* _Exercise_
Gather every line holding the string "Jack".

* _Provided material_
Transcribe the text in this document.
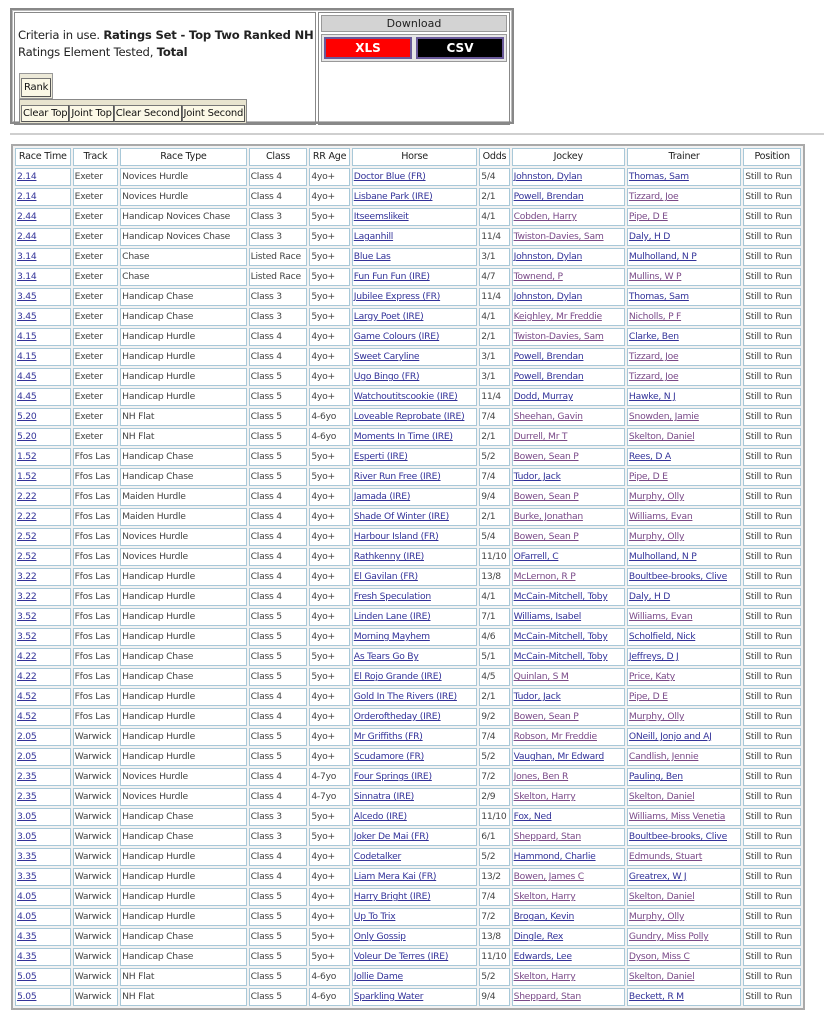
Criteria in use. Ratings Set - Top Two Ranked NH
Ratings Element Tested, Total
Rank
Clear Top Joint Top Clear Second Joint Second	
Download
XLS	CSV
Race Time	Track	Race Type	Class	RR Age	Horse	Odds	Jockey	Trainer	Position
2.14	Exeter	Novices Hurdle	Class 4	4yo+	Doctor Blue (FR)	5/4	Johnston, Dylan	Thomas, Sam	Still to Run
2.14	Exeter	Novices Hurdle	Class 4	4yo+	Lisbane Park (IRE)	2/1	Powell, Brendan	Tizzard, Joe	Still to Run
2.44	Exeter	Handicap Novices Chase	Class 3	5yo+	Itseemslikeit	4/1	Cobden, Harry	Pipe, D E	Still to Run
2.44	Exeter	Handicap Novices Chase	Class 3	5yo+	Laganhill	11/4	Twiston-Davies, Sam	Daly, H D	Still to Run
3.14	Exeter	Chase	Listed Race	5yo+	Blue Las	3/1	Johnston, Dylan	Mulholland, N P	Still to Run
3.14	Exeter	Chase	Listed Race	5yo+	Fun Fun Fun (IRE)	4/7	Townend, P	Mullins, W P	Still to Run
3.45	Exeter	Handicap Chase	Class 3	5yo+	Jubilee Express (FR)	11/4	Johnston, Dylan	Thomas, Sam	Still to Run
3.45	Exeter	Handicap Chase	Class 3	5yo+	Largy Poet (IRE)	4/1	Keighley, Mr Freddie	Nicholls, P F	Still to Run
4.15	Exeter	Handicap Hurdle	Class 4	4yo+	Game Colours (IRE)	2/1	Twiston-Davies, Sam	Clarke, Ben	Still to Run
4.15	Exeter	Handicap Hurdle	Class 4	4yo+	Sweet Caryline	3/1	Powell, Brendan	Tizzard, Joe	Still to Run
4.45	Exeter	Handicap Hurdle	Class 5	4yo+	Ugo Bingo (FR)	3/1	Powell, Brendan	Tizzard, Joe	Still to Run
4.45	Exeter	Handicap Hurdle	Class 5	4yo+	Watchoutitscookie (IRE)	11/4	Dodd, Murray	Hawke, N J	Still to Run
5.20	Exeter	NH Flat	Class 5	4-6yo	Loveable Reprobate (IRE)	7/4	Sheehan, Gavin	Snowden, Jamie	Still to Run
5.20	Exeter	NH Flat	Class 5	4-6yo	Moments In Time (IRE)	2/1	Durrell, Mr T	Skelton, Daniel	Still to Run
1.52	Ffos Las	Handicap Chase	Class 5	5yo+	Esperti (IRE)	5/2	Bowen, Sean P	Rees, D A	Still to Run
1.52	Ffos Las	Handicap Chase	Class 5	5yo+	River Run Free (IRE)	7/4	Tudor, Jack	Pipe, D E	Still to Run
2.22	Ffos Las	Maiden Hurdle	Class 4	4yo+	Jamada (IRE)	9/4	Bowen, Sean P	Murphy, Olly	Still to Run
2.22	Ffos Las	Maiden Hurdle	Class 4	4yo+	Shade Of Winter (IRE)	2/1	Burke, Jonathan	Williams, Evan	Still to Run
2.52	Ffos Las	Novices Hurdle	Class 4	4yo+	Harbour Island (FR)	5/4	Bowen, Sean P	Murphy, Olly	Still to Run
2.52	Ffos Las	Novices Hurdle	Class 4	4yo+	Rathkenny (IRE)	11/10	OFarrell, C	Mulholland, N P	Still to Run
3.22	Ffos Las	Handicap Hurdle	Class 4	4yo+	El Gavilan (FR)	13/8	McLernon, R P	Boultbee-brooks, Clive	Still to Run
3.22	Ffos Las	Handicap Hurdle	Class 4	4yo+	Fresh Speculation	4/1	McCain-Mitchell, Toby	Daly, H D	Still to Run
3.52	Ffos Las	Handicap Hurdle	Class 5	4yo+	Linden Lane (IRE)	7/1	Williams, Isabel	Williams, Evan	Still to Run
3.52	Ffos Las	Handicap Hurdle	Class 5	4yo+	Morning Mayhem	4/6	McCain-Mitchell, Toby	Scholfield, Nick	Still to Run
4.22	Ffos Las	Handicap Chase	Class 5	5yo+	As Tears Go By	5/1	McCain-Mitchell, Toby	Jeffreys, D J	Still to Run
4.22	Ffos Las	Handicap Chase	Class 5	5yo+	El Rojo Grande (IRE)	4/5	Quinlan, S M	Price, Katy	Still to Run
4.52	Ffos Las	Handicap Hurdle	Class 4	4yo+	Gold In The Rivers (IRE)	2/1	Tudor, Jack	Pipe, D E	Still to Run
4.52	Ffos Las	Handicap Hurdle	Class 4	4yo+	Orderoftheday (IRE)	9/2	Bowen, Sean P	Murphy, Olly	Still to Run
2.05	Warwick	Handicap Hurdle	Class 5	4yo+	Mr Griffiths (FR)	7/4	Robson, Mr Freddie	ONeill, Jonjo and AJ	Still to Run
2.05	Warwick	Handicap Hurdle	Class 5	4yo+	Scudamore (FR)	5/2	Vaughan, Mr Edward	Candlish, Jennie	Still to Run
2.35	Warwick	Novices Hurdle	Class 4	4-7yo	Four Springs (IRE)	7/2	Jones, Ben R	Pauling, Ben	Still to Run
2.35	Warwick	Novices Hurdle	Class 4	4-7yo	Sinnatra (IRE)	2/9	Skelton, Harry	Skelton, Daniel	Still to Run
3.05	Warwick	Handicap Chase	Class 3	5yo+	Alcedo (IRE)	11/10	Fox, Ned	Williams, Miss Venetia	Still to Run
3.05	Warwick	Handicap Chase	Class 3	5yo+	Joker De Mai (FR)	6/1	Sheppard, Stan	Boultbee-brooks, Clive	Still to Run
3.35	Warwick	Handicap Hurdle	Class 4	4yo+	Codetalker	5/2	Hammond, Charlie	Edmunds, Stuart	Still to Run
3.35	Warwick	Handicap Hurdle	Class 4	4yo+	Liam Mera Kai (FR)	13/2	Bowen, James C	Greatrex, W J	Still to Run
4.05	Warwick	Handicap Hurdle	Class 5	4yo+	Harry Bright (IRE)	7/4	Skelton, Harry	Skelton, Daniel	Still to Run
4.05	Warwick	Handicap Hurdle	Class 5	4yo+	Up To Trix	7/2	Brogan, Kevin	Murphy, Olly	Still to Run
4.35	Warwick	Handicap Chase	Class 5	5yo+	Only Gossip	13/8	Dingle, Rex	Gundry, Miss Polly	Still to Run
4.35	Warwick	Handicap Chase	Class 5	5yo+	Voleur De Terres (IRE)	11/10	Edwards, Lee	Dyson, Miss C	Still to Run
5.05	Warwick	NH Flat	Class 5	4-6yo	Jollie Dame	5/2	Skelton, Harry	Skelton, Daniel	Still to Run
5.05	Warwick	NH Flat	Class 5	4-6yo	Sparkling Water	9/4	Sheppard, Stan	Beckett, R M	Still to Run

* _Exercise answer_
1.52	Ffos Las	Handicap Chase	Class 5	5yo+	River Run Free (IRE)	7/4	Tudor, Jack	Pipe, D E	Still to Run
4.52	Ffos Las	Handicap Hurdle	Class 4	4yo+	Gold In The Rivers (IRE)	2/1	Tudor, Jack	Pipe, D E	Still to Run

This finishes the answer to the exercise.